__AIM__. Write out the full set of records exactly. Any pictures in them do not belong in the copy.

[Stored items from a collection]

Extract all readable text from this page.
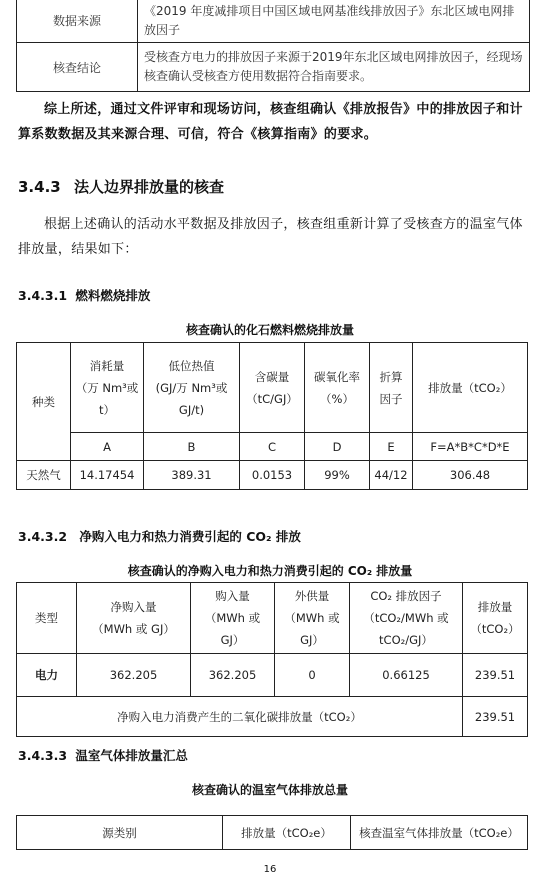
数据来源	《2019 年度减排项目中国区域电网基准线排放因子》东北区域电网排放因子
核查结论	受核查方电力的排放因子来源于2019年东北区域电网排放因子，经现场核查确认受核查方使用数据符合指南要求。
综上所述，通过文件评审和现场访问，核查组确认《排放报告》中的排放因子和计算系数数据及其来源合理、可信，符合《核算指南》的要求。
3.4.3 法人边界排放量的核查
根据上述确认的活动水平数据及排放因子，核查组重新计算了受核查方的温室气体排放量，结果如下：
3.4.3.1 燃料燃烧排放
核查确认的化石燃料燃烧排放量
种类	消耗量
（万 Nm³或
t）	低位热值
(GJ/万 Nm³或
GJ/t)	含碳量
（tC/GJ）	碳氧化率
（%）	折算
因子	排放量（tCO₂）

	A	B	C	D	E	F=A*B*C*D*E
天然气	14.17454	389.31	0.0153	99%	44/12	306.48
3.4.3.2 净购入电力和热力消费引起的 CO₂ 排放
核查确认的净购入电力和热力消费引起的 CO₂ 排放量
类型	净购入量
（MWh 或 GJ）	购入量
（MWh 或
GJ）	外供量
（MWh 或
GJ）	CO₂ 排放因子
（tCO₂/MWh 或
tCO₂/GJ）	排放量
（tCO₂）

电力	362.205	362.205	0	0.66125	239.51
净购入电力消费产生的二氧化碳排放量（tCO₂）					239.51
3.4.3.3 温室气体排放量汇总
核查确认的温室气体排放总量
源类别	排放量（tCO₂e）	核查温室气体排放量（tCO₂e）
16
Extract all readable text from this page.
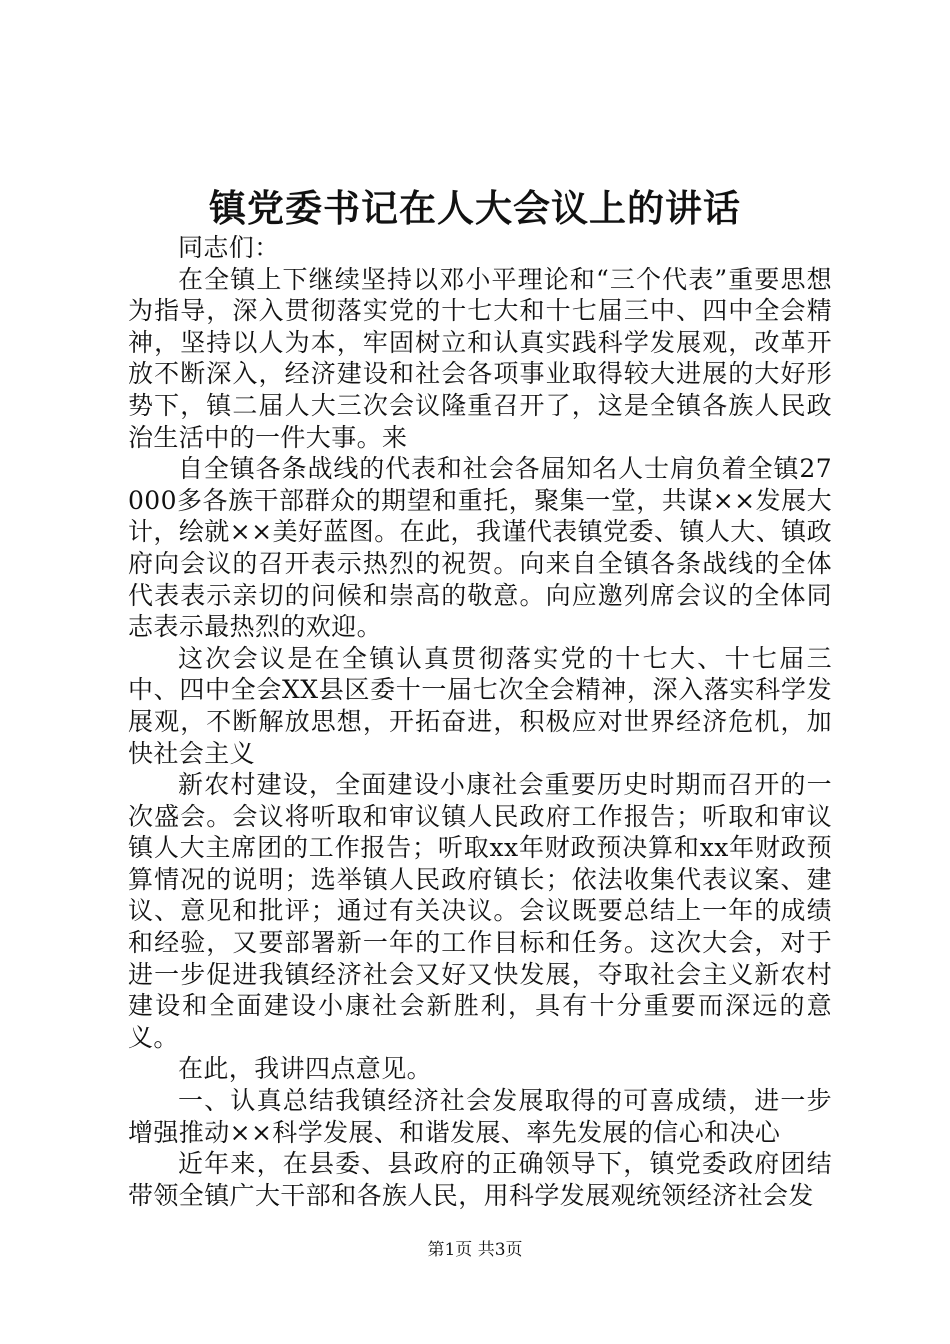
镇党委书记在人大会议上的讲话

同志们：

在全镇上下继续坚持以邓小平理论和“三个代表”重要思想为指导，深入贯彻落实党的十七大和十七届三中、四中全会精神，坚持以人为本，牢固树立和认真实践科学发展观，改革开放不断深入，经济建设和社会各项事业取得较大进展的大好形势下，镇二届人大三次会议隆重召开了，这是全镇各族人民政治生活中的一件大事。来

自全镇各条战线的代表和社会各届知名人士肩负着全镇27000多各族干部群众的期望和重托，聚集一堂，共谋××发展大计，绘就××美好蓝图。在此，我谨代表镇党委、镇人大、镇政府向会议的召开表示热烈的祝贺。向来自全镇各条战线的全体代表表示亲切的问候和崇高的敬意。向应邀列席会议的全体同志表示最热烈的欢迎。

这次会议是在全镇认真贯彻落实党的十七大、十七届三中、四中全会XX县区委十一届七次全会精神，深入落实科学发展观，不断解放思想，开拓奋进，积极应对世界经济危机，加快社会主义

新农村建设，全面建设小康社会重要历史时期而召开的一次盛会。会议将听取和审议镇人民政府工作报告；听取和审议镇人大主席团的工作报告；听取xx年财政预决算和xx年财政预算情况的说明；选举镇人民政府镇长；依法收集代表议案、建议、意见和批评；通过有关决议。会议既要总结上一年的成绩和经验，又要部署新一年的工作目标和任务。这次大会，对于进一步促进我镇经济社会又好又快发展，夺取社会主义新农村建设和全面建设小康社会新胜利，具有十分重要而深远的意义。

在此，我讲四点意见。

一、认真总结我镇经济社会发展取得的可喜成绩，进一步增强推动××科学发展、和谐发展、率先发展的信心和决心

近年来，在县委、县政府的正确领导下，镇党委政府团结带领全镇广大干部和各族人民，用科学发展观统领经济社会发

第1页 共3页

__WORKED SOLUTION__.
Extract all readable text from this page.
数据来源	《2019 年度减排项目中国区域电网基准线排放因子》东北区域电网排放因子
核查结论	受核查方电力的排放因子来源于2019年东北区域电网排放因子，经现场核查确认受核查方使用数据符合指南要求。
综上所述，通过文件评审和现场访问，核查组确认《排放报告》中的排放因子和计算系数数据及其来源合理、可信，符合《核算指南》的要求。
3.4.3 法人边界排放量的核查
根据上述确认的活动水平数据及排放因子，核查组重新计算了受核查方的温室气体排放量，结果如下：
3.4.3.1 燃料燃烧排放
核查确认的化石燃料燃烧排放量
种类	消耗量
（万 Nm³或
t）	低位热值
(GJ/万 Nm³或
GJ/t)	含碳量
（tC/GJ）	碳氧化率
（%）	折算
因子	排放量（tCO₂）

	A	B	C	D	E	F=A*B*C*D*E
天然气	14.17454	389.31	0.0153	99%	44/12	306.48
3.4.3.2 净购入电力和热力消费引起的 CO₂ 排放
核查确认的净购入电力和热力消费引起的 CO₂ 排放量
类型	净购入量
（MWh 或 GJ）	购入量
（MWh 或
GJ）	外供量
（MWh 或
GJ）	CO₂ 排放因子
（tCO₂/MWh 或
tCO₂/GJ）	排放量
（tCO₂）

电力	362.205	362.205	0	0.66125	239.51
净购入电力消费产生的二氧化碳排放量（tCO₂）					239.51
3.4.3.3 温室气体排放量汇总
核查确认的温室气体排放总量
源类别	排放量（tCO₂e）	核查温室气体排放量（tCO₂e）
16
Extract all readable text from this page.
镇党委书记在人大会议上的讲话

同志们：

在全镇上下继续坚持以邓小平理论和“三个代表”重要思想为指导，深入贯彻落实党的十七大和十七届三中、四中全会精神，坚持以人为本，牢固树立和认真实践科学发展观，改革开放不断深入，经济建设和社会各项事业取得较大进展的大好形势下，镇二届人大三次会议隆重召开了，这是全镇各族人民政治生活中的一件大事。来

自全镇各条战线的代表和社会各届知名人士肩负着全镇27000多各族干部群众的期望和重托，聚集一堂，共谋××发展大计，绘就××美好蓝图。在此，我谨代表镇党委、镇人大、镇政府向会议的召开表示热烈的祝贺。向来自全镇各条战线的全体代表表示亲切的问候和崇高的敬意。向应邀列席会议的全体同志表示最热烈的欢迎。

这次会议是在全镇认真贯彻落实党的十七大、十七届三中、四中全会XX县区委十一届七次全会精神，深入落实科学发展观，不断解放思想，开拓奋进，积极应对世界经济危机，加快社会主义

新农村建设，全面建设小康社会重要历史时期而召开的一次盛会。会议将听取和审议镇人民政府工作报告；听取和审议镇人大主席团的工作报告；听取xx年财政预决算和xx年财政预算情况的说明；选举镇人民政府镇长；依法收集代表议案、建议、意见和批评；通过有关决议。会议既要总结上一年的成绩和经验，又要部署新一年的工作目标和任务。这次大会，对于进一步促进我镇经济社会又好又快发展，夺取社会主义新农村建设和全面建设小康社会新胜利，具有十分重要而深远的意义。

在此，我讲四点意见。

一、认真总结我镇经济社会发展取得的可喜成绩，进一步增强推动××科学发展、和谐发展、率先发展的信心和决心

近年来，在县委、县政府的正确领导下，镇党委政府团结带领全镇广大干部和各族人民，用科学发展观统领经济社会发

第1页 共3页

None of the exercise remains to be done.